## START

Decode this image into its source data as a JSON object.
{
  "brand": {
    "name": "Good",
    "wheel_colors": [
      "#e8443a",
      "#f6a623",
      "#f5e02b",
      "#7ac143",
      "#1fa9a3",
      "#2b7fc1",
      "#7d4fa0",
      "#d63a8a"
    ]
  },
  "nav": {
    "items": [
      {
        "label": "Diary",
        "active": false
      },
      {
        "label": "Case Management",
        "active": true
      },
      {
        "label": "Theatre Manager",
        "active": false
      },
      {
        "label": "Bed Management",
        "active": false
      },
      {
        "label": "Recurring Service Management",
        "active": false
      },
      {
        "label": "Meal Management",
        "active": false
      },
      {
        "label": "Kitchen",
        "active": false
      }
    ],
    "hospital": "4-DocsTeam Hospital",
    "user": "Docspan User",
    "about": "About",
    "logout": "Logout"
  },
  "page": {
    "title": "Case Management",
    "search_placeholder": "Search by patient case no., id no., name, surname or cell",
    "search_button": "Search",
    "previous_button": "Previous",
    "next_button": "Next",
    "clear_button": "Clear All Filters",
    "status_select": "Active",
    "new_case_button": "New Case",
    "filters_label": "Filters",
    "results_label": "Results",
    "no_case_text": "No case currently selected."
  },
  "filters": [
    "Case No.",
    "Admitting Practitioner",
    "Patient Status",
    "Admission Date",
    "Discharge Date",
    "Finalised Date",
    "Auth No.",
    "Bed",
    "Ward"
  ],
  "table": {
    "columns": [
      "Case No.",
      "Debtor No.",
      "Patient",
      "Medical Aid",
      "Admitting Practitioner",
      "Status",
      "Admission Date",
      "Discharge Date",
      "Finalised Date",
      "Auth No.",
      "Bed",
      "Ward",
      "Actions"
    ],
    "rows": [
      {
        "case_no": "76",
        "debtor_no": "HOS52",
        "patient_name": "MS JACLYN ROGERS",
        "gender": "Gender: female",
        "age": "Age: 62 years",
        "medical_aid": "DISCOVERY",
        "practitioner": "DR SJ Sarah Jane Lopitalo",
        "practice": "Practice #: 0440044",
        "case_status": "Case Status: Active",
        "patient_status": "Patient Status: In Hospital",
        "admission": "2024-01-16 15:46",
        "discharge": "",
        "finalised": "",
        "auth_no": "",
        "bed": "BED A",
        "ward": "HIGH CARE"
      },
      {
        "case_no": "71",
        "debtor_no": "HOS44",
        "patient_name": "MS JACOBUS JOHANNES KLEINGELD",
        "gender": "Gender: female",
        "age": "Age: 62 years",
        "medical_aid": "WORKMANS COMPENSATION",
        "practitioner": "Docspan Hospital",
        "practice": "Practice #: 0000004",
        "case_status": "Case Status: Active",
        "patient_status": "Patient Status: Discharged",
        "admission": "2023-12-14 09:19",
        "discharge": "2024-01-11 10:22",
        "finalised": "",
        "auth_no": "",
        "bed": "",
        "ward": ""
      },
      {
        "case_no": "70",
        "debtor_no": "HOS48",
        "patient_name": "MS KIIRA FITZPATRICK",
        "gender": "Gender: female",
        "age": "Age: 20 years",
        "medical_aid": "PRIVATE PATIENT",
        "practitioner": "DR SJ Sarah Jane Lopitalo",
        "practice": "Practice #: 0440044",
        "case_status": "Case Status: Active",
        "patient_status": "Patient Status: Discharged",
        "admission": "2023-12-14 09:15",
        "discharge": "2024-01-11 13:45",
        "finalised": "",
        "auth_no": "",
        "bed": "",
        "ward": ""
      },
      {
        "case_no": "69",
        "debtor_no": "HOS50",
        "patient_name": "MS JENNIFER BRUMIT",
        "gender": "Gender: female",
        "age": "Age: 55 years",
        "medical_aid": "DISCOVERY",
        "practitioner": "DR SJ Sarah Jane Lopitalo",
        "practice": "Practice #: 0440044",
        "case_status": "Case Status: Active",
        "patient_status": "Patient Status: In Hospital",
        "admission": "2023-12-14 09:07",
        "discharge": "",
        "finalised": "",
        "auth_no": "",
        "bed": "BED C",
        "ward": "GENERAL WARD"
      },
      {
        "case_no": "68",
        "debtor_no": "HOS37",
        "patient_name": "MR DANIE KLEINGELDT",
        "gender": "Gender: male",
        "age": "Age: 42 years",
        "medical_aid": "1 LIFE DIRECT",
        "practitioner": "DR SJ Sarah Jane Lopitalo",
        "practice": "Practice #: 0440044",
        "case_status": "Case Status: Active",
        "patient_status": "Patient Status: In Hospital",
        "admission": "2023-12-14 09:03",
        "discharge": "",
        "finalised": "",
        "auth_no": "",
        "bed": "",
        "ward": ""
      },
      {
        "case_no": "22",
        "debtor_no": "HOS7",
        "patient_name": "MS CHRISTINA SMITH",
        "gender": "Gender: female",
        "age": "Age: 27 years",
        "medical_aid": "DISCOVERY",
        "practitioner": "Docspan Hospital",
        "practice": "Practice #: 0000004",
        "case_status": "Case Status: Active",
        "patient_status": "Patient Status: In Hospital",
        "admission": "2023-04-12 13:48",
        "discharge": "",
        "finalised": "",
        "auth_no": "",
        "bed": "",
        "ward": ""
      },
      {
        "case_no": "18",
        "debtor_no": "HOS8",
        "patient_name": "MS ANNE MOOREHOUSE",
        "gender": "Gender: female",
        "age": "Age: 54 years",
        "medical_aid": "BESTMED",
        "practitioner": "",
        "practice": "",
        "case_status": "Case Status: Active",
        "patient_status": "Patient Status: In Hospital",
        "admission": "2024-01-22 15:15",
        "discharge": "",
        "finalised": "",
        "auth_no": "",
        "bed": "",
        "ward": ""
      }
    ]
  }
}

## END

DIRECTIVE: Transcribe each record exactly. Leave nothing out.

SOLUTION FOR THIS TASK:
Decode this image into its source data as a JSON object.
{
  "brand": {
    "name": "Good",
    "wheel_colors": [
      "#e8443a",
      "#f6a623",
      "#f5e02b",
      "#7ac143",
      "#1fa9a3",
      "#2b7fc1",
      "#7d4fa0",
      "#d63a8a"
    ]
  },
  "nav": {
    "items": [
      {
        "label": "Diary",
        "active": false
      },
      {
        "label": "Case Management",
        "active": true
      },
      {
        "label": "Theatre Manager",
        "active": false
      },
      {
        "label": "Bed Management",
        "active": false
      },
      {
        "label": "Recurring Service Management",
        "active": false
      },
      {
        "label": "Meal Management",
        "active": false
      },
      {
        "label": "Kitchen",
        "active": false
      }
    ],
    "hospital": "4-DocsTeam Hospital",
    "user": "Docspan User",
    "about": "About",
    "logout": "Logout"
  },
  "page": {
    "title": "Case Management",
    "search_placeholder": "Search by patient case no., id no., name, surname or cell",
    "search_button": "Search",
    "previous_button": "Previous",
    "next_button": "Next",
    "clear_button": "Clear All Filters",
    "status_select": "Active",
    "new_case_button": "New Case",
    "filters_label": "Filters",
    "results_label": "Results",
    "no_case_text": "No case currently selected."
  },
  "filters": [
    "Case No.",
    "Admitting Practitioner",
    "Patient Status",
    "Admission Date",
    "Discharge Date",
    "Finalised Date",
    "Auth No.",
    "Bed",
    "Ward"
  ],
  "table": {
    "columns": [
      "Case No.",
      "Debtor No.",
      "Patient",
      "Medical Aid",
      "Admitting Practitioner",
      "Status",
      "Admission Date",
      "Discharge Date",
      "Finalised Date",
      "Auth No.",
      "Bed",
      "Ward",
      "Actions"
    ],
    "rows": [
      {
        "case_no": "76",
        "debtor_no": "HOS52",
        "patient_name": "MS JACLYN ROGERS",
        "gender": "Gender: female",
        "age": "Age: 62 years",
        "medical_aid": "DISCOVERY",
        "practitioner": "DR SJ Sarah Jane Lopitalo",
        "practice": "Practice #: 0440044",
        "case_status": "Case Status: Active",
        "patient_status": "Patient Status: In Hospital",
        "admission": "2024-01-16 15:46",
        "discharge": "",
        "finalised": "",
        "auth_no": "",
        "bed": "BED A",
        "ward": "HIGH CARE"
      },
      {
        "case_no": "71",
        "debtor_no": "HOS44",
        "patient_name": "MS JACOBUS JOHANNES KLEINGELD",
        "gender": "Gender: female",
        "age": "Age: 62 years",
        "medical_aid": "WORKMANS COMPENSATION",
        "practitioner": "Docspan Hospital",
        "practice": "Practice #: 0000004",
        "case_status": "Case Status: Active",
        "patient_status": "Patient Status: Discharged",
        "admission": "2023-12-14 09:19",
        "discharge": "2024-01-11 10:22",
        "finalised": "",
        "auth_no": "",
        "bed": "",
        "ward": ""
      },
      {
        "case_no": "70",
        "debtor_no": "HOS48",
        "patient_name": "MS KIIRA FITZPATRICK",
        "gender": "Gender: female",
        "age": "Age: 20 years",
        "medical_aid": "PRIVATE PATIENT",
        "practitioner": "DR SJ Sarah Jane Lopitalo",
        "practice": "Practice #: 0440044",
        "case_status": "Case Status: Active",
        "patient_status": "Patient Status: Discharged",
        "admission": "2023-12-14 09:15",
        "discharge": "2024-01-11 13:45",
        "finalised": "",
        "auth_no": "",
        "bed": "",
        "ward": ""
      },
      {
        "case_no": "69",
        "debtor_no": "HOS50",
        "patient_name": "MS JENNIFER BRUMIT",
        "gender": "Gender: female",
        "age": "Age: 55 years",
        "medical_aid": "DISCOVERY",
        "practitioner": "DR SJ Sarah Jane Lopitalo",
        "practice": "Practice #: 0440044",
        "case_status": "Case Status: Active",
        "patient_status": "Patient Status: In Hospital",
        "admission": "2023-12-14 09:07",
        "discharge": "",
        "finalised": "",
        "auth_no": "",
        "bed": "BED C",
        "ward": "GENERAL WARD"
      },
      {
        "case_no": "68",
        "debtor_no": "HOS37",
        "patient_name": "MR DANIE KLEINGELDT",
        "gender": "Gender: male",
        "age": "Age: 42 years",
        "medical_aid": "1 LIFE DIRECT",
        "practitioner": "DR SJ Sarah Jane Lopitalo",
        "practice": "Practice #: 0440044",
        "case_status": "Case Status: Active",
        "patient_status": "Patient Status: In Hospital",
        "admission": "2023-12-14 09:03",
        "discharge": "",
        "finalised": "",
        "auth_no": "",
        "bed": "",
        "ward": ""
      },
      {
        "case_no": "22",
        "debtor_no": "HOS7",
        "patient_name": "MS CHRISTINA SMITH",
        "gender": "Gender: female",
        "age": "Age: 27 years",
        "medical_aid": "DISCOVERY",
        "practitioner": "Docspan Hospital",
        "practice": "Practice #: 0000004",
        "case_status": "Case Status: Active",
        "patient_status": "Patient Status: In Hospital",
        "admission": "2023-04-12 13:48",
        "discharge": "",
        "finalised": "",
        "auth_no": "",
        "bed": "",
        "ward": ""
      },
      {
        "case_no": "18",
        "debtor_no": "HOS8",
        "patient_name": "MS ANNE MOOREHOUSE",
        "gender": "Gender: female",
        "age": "Age: 54 years",
        "medical_aid": "BESTMED",
        "practitioner": "",
        "practice": "",
        "case_status": "Case Status: Active",
        "patient_status": "Patient Status: In Hospital",
        "admission": "2024-01-22 15:15",
        "discharge": "",
        "finalised": "",
        "auth_no": "",
        "bed": "",
        "ward": ""
      }
    ]
  }
}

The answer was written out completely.